### [To be done]
Tally how many lines of these entries hold the string "следующей". Return the number alone.

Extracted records
** begin **

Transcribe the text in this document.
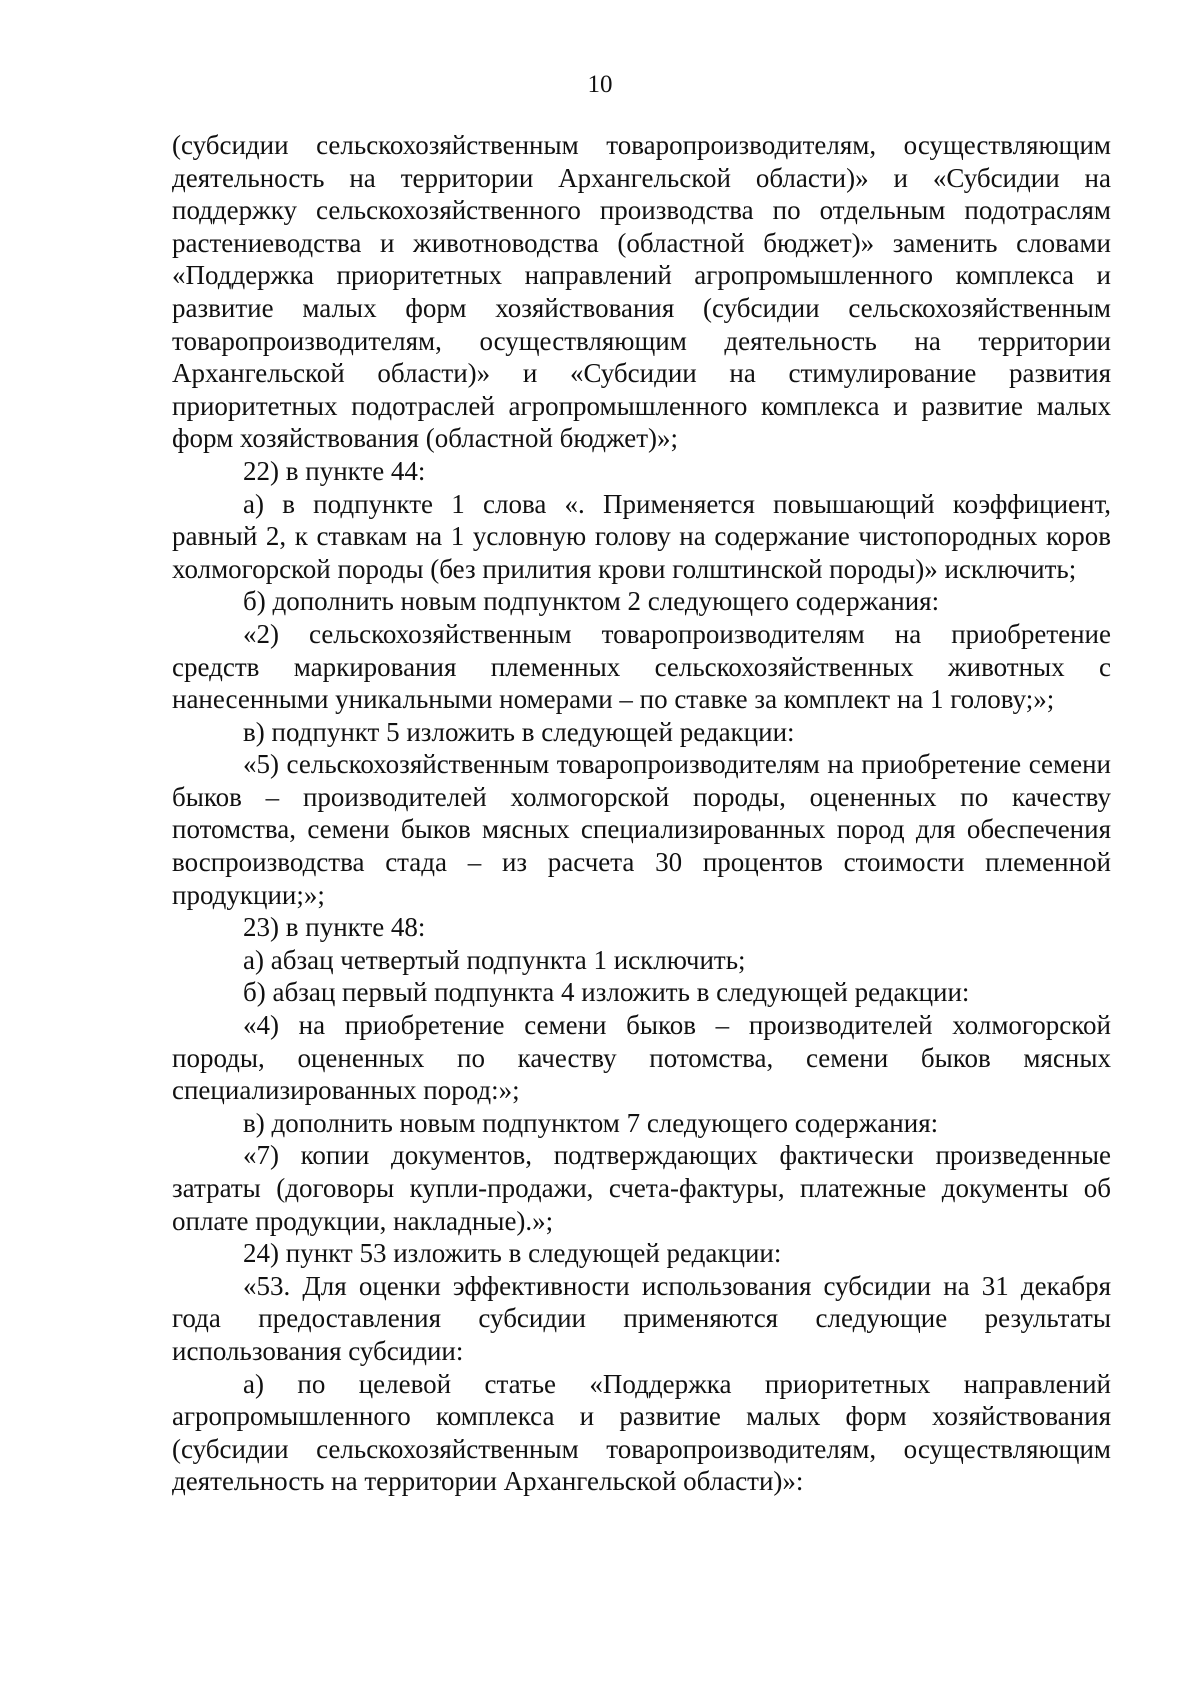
10

(субсидии сельскохозяйственным товаропроизводителям, осуществляющим деятельность на территории Архангельской области)» и «Субсидии на поддержку сельскохозяйственного производства по отдельным подотраслям растениеводства и животноводства (областной бюджет)» заменить словами «Поддержка приоритетных направлений агропромышленного комплекса и развитие малых форм хозяйствования (субсидии сельскохозяйственным товаропроизводителям, осуществляющим деятельность на территории Архангельской области)» и «Субсидии на стимулирование развития приоритетных подотраслей агропромышленного комплекса и развитие малых форм хозяйствования (областной бюджет)»;

22) в пункте 44:

а) в подпункте 1 слова «. Применяется повышающий коэффициент, равный 2, к ставкам на 1 условную голову на содержание чистопородных коров холмогорской породы (без прилития крови голштинской породы)» исключить;

б) дополнить новым подпунктом 2 следующего содержания:

«2) сельскохозяйственным товаропроизводителям на приобретение средств маркирования племенных сельскохозяйственных животных с нанесенными уникальными номерами – по ставке за комплект на 1 голову;»;

в) подпункт 5 изложить в следующей редакции:

«5) сельскохозяйственным товаропроизводителям на приобретение семени быков – производителей холмогорской породы, оцененных по качеству потомства, семени быков мясных специализированных пород для обеспечения воспроизводства стада – из расчета 30 процентов стоимости племенной продукции;»;

23) в пункте 48:

а) абзац четвертый подпункта 1 исключить;

б) абзац первый подпункта 4 изложить в следующей редакции:

«4) на приобретение семени быков – производителей холмогорской породы, оцененных по качеству потомства, семени быков мясных специализированных пород:»;

в) дополнить новым подпунктом 7 следующего содержания:

«7) копии документов, подтверждающих фактически произведенные затраты (договоры купли-продажи, счета-фактуры, платежные документы об оплате продукции, накладные).»;

24) пункт 53 изложить в следующей редакции:

«53. Для оценки эффективности использования субсидии на 31 декабря года предоставления субсидии применяются следующие результаты использования субсидии:

а) по целевой статье «Поддержка приоритетных направлений агропромышленного комплекса и развитие малых форм хозяйствования (субсидии сельскохозяйственным товаропроизводителям, осуществляющим деятельность на территории Архангельской области)»:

** end **

### [The reply]
3